Rows from a figure dataset:
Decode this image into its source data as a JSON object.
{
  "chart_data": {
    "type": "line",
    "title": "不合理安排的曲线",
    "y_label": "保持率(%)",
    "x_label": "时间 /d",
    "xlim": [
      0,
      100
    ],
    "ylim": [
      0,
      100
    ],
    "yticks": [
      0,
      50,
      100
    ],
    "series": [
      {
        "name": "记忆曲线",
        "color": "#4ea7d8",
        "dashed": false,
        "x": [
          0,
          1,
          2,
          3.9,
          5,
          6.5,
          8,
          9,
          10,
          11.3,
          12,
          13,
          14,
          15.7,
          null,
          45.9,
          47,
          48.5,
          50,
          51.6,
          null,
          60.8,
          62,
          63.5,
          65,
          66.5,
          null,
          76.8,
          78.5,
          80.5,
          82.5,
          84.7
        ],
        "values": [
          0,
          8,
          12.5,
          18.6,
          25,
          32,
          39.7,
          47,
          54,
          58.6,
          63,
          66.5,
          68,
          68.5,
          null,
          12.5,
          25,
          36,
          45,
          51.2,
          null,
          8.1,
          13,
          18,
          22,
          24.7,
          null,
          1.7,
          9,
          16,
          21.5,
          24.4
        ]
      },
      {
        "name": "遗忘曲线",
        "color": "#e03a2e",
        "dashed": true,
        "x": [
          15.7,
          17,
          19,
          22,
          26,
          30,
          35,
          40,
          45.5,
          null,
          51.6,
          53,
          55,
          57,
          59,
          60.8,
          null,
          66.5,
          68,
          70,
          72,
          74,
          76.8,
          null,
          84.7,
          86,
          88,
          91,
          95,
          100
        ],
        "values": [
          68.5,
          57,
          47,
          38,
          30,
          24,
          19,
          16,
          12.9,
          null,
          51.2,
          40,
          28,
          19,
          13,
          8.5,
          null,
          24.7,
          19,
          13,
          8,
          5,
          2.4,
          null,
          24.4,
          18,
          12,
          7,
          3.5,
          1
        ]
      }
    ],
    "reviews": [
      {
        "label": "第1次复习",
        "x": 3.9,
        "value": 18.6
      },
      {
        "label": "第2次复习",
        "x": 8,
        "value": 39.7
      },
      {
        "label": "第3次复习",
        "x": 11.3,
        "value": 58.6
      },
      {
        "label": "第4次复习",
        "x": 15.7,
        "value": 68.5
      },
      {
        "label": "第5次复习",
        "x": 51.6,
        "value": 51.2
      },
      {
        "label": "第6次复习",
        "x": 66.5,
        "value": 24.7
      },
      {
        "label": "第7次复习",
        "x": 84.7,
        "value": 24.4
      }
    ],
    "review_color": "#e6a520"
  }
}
--
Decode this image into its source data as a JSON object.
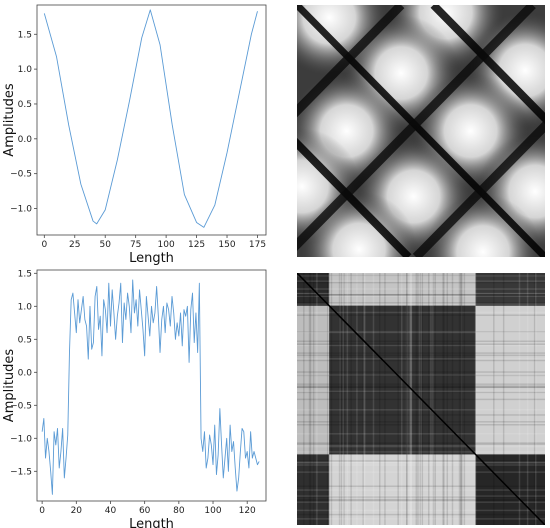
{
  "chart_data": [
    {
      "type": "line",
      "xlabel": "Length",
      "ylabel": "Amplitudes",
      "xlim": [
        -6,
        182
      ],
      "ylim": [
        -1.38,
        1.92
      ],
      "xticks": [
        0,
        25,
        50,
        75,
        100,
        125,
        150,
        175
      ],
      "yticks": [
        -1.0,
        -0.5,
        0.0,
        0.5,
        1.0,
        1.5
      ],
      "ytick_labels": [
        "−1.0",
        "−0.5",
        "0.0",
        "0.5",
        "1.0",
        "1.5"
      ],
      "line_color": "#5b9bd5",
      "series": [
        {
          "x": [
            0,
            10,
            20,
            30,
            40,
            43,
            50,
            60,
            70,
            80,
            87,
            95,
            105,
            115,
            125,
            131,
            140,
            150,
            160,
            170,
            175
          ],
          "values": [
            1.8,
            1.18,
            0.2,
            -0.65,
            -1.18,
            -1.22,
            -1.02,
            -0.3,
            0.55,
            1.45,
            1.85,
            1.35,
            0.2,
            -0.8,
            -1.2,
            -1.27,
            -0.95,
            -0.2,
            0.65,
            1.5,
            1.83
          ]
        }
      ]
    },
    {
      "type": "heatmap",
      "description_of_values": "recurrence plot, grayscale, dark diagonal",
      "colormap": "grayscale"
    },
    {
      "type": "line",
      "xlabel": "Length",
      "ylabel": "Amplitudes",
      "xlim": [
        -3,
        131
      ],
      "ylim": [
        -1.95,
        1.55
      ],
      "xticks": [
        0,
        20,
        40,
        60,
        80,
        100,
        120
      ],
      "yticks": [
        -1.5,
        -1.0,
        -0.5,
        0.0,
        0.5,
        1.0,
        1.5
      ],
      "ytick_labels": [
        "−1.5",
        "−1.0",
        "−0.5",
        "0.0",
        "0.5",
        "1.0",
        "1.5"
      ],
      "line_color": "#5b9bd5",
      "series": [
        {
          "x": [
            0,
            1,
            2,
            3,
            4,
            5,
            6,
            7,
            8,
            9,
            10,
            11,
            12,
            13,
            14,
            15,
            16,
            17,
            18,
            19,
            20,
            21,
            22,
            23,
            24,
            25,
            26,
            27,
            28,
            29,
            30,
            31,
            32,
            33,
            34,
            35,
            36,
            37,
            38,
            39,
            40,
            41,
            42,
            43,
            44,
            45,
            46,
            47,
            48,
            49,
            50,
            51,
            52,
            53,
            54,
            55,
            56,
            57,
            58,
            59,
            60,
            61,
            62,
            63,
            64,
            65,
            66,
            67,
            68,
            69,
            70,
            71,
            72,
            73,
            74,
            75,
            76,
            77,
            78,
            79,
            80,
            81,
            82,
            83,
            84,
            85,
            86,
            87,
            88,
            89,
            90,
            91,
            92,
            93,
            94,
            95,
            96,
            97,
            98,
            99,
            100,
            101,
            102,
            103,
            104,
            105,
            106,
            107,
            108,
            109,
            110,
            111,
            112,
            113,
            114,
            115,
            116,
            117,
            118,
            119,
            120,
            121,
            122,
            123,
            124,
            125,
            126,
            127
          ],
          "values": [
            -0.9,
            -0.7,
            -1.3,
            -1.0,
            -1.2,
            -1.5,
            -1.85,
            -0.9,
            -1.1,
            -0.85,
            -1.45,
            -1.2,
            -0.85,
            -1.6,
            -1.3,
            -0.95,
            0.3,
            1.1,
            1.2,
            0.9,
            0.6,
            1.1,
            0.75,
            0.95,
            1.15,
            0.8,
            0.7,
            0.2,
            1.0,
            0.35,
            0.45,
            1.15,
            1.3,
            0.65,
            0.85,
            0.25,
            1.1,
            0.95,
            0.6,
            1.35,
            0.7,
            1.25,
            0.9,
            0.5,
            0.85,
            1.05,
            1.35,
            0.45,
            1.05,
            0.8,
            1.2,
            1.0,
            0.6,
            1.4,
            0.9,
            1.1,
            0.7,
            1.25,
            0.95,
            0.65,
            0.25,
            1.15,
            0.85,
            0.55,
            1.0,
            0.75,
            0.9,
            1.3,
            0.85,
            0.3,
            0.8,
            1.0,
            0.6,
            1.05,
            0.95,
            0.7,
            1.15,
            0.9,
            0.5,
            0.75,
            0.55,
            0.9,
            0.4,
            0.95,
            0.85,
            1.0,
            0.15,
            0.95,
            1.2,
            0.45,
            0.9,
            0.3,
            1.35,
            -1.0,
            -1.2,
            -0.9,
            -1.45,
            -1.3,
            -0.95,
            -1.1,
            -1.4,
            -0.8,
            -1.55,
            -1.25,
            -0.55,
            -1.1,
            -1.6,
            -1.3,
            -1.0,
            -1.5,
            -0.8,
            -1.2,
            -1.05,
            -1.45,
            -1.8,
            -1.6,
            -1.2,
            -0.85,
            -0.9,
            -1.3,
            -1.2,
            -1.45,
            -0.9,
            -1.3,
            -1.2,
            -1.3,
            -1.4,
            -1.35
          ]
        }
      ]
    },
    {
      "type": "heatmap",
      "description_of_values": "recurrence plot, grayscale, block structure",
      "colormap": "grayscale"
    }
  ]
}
* * *
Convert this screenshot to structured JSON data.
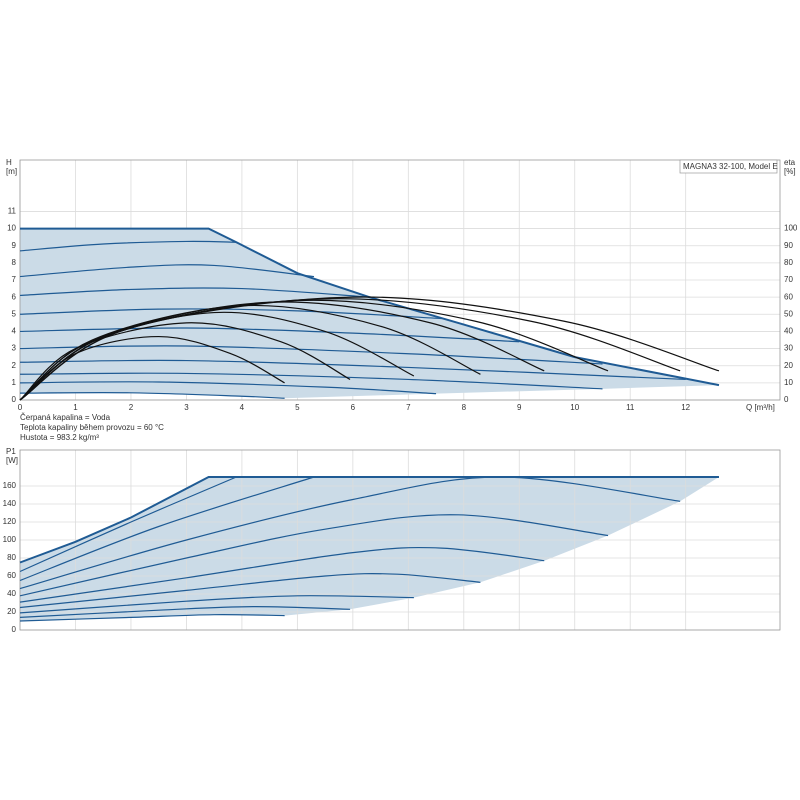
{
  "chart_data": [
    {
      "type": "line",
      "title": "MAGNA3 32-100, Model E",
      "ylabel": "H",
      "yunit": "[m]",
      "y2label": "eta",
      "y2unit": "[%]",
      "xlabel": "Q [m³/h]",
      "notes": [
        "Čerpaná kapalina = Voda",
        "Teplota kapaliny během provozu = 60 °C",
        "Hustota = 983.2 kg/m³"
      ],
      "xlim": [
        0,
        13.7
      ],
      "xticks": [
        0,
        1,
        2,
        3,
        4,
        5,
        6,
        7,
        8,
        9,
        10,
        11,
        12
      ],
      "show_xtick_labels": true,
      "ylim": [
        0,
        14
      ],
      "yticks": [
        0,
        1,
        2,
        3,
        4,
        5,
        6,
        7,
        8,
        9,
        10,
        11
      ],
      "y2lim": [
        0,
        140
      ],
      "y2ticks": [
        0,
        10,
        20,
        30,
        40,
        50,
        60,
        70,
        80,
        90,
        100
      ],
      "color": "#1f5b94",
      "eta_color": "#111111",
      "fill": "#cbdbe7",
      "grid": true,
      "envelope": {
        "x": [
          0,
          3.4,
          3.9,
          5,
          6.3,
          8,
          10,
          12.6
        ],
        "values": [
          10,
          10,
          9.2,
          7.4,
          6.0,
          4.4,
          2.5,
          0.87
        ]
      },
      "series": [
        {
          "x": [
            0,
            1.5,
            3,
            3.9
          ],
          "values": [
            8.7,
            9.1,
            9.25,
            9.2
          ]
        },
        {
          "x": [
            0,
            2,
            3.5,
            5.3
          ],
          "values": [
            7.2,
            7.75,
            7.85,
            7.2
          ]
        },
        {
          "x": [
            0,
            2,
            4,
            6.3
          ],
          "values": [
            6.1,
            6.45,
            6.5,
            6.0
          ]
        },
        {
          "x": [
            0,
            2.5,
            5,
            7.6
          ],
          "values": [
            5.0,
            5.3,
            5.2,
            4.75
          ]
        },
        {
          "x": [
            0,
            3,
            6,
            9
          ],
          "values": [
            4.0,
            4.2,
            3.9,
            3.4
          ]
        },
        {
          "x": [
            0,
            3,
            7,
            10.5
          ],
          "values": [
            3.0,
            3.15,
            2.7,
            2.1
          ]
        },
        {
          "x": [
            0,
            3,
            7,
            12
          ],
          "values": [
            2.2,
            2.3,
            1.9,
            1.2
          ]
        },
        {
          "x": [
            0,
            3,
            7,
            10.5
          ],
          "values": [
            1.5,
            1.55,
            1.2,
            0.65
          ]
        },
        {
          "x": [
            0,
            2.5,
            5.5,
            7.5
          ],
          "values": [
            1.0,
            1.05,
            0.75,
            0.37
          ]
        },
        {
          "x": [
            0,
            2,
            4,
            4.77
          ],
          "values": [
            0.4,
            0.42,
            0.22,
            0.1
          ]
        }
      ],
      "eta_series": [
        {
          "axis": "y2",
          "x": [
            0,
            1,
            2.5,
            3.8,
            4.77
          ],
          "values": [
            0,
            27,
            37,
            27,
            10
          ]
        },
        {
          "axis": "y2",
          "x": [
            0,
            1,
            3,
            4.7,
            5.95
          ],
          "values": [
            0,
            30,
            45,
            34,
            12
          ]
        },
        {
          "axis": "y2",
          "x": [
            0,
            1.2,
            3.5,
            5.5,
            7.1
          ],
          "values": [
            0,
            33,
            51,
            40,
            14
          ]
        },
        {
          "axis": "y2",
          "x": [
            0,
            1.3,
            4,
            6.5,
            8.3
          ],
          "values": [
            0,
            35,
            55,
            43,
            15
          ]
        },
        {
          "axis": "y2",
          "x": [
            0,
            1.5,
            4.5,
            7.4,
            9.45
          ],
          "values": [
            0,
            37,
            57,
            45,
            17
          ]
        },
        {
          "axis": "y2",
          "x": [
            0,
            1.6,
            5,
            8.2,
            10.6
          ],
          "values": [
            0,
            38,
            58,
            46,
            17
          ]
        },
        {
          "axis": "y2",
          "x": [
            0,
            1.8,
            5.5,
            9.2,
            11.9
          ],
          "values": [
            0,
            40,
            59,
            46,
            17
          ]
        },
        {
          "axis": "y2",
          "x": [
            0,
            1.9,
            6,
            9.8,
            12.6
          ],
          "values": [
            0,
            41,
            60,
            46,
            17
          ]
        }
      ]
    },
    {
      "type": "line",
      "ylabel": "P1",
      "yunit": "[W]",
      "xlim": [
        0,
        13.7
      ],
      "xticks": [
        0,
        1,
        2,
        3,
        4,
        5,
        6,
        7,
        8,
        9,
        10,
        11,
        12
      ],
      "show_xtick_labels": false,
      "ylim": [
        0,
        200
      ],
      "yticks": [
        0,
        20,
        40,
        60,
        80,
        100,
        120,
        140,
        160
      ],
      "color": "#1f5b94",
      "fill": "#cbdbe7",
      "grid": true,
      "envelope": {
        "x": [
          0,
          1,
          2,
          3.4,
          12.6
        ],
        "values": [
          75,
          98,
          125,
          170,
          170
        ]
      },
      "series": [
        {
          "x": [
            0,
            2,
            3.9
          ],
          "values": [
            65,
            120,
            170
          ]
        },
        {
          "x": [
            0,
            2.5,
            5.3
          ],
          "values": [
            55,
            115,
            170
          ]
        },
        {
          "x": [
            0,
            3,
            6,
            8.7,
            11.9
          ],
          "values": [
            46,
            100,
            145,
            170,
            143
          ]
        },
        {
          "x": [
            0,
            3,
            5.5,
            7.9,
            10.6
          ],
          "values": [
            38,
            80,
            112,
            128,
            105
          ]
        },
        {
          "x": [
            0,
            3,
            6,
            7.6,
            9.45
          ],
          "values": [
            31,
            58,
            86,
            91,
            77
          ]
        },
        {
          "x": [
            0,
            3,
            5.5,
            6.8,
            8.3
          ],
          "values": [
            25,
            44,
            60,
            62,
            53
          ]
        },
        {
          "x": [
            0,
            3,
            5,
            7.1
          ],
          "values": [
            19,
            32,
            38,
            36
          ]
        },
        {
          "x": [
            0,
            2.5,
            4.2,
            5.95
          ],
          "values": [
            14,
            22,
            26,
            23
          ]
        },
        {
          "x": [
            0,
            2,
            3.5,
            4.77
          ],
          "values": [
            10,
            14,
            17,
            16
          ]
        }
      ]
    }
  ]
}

- **PROBLEM REQUIREMENTS**: In the lines above, find each one with "ylabel" and list it.

- **FINAL RESULT**:
      "ylabel": "Amplitudes",
      "ylabel": "Amplitudes",
      "ylabel": "H",
      "ylabel": "P1",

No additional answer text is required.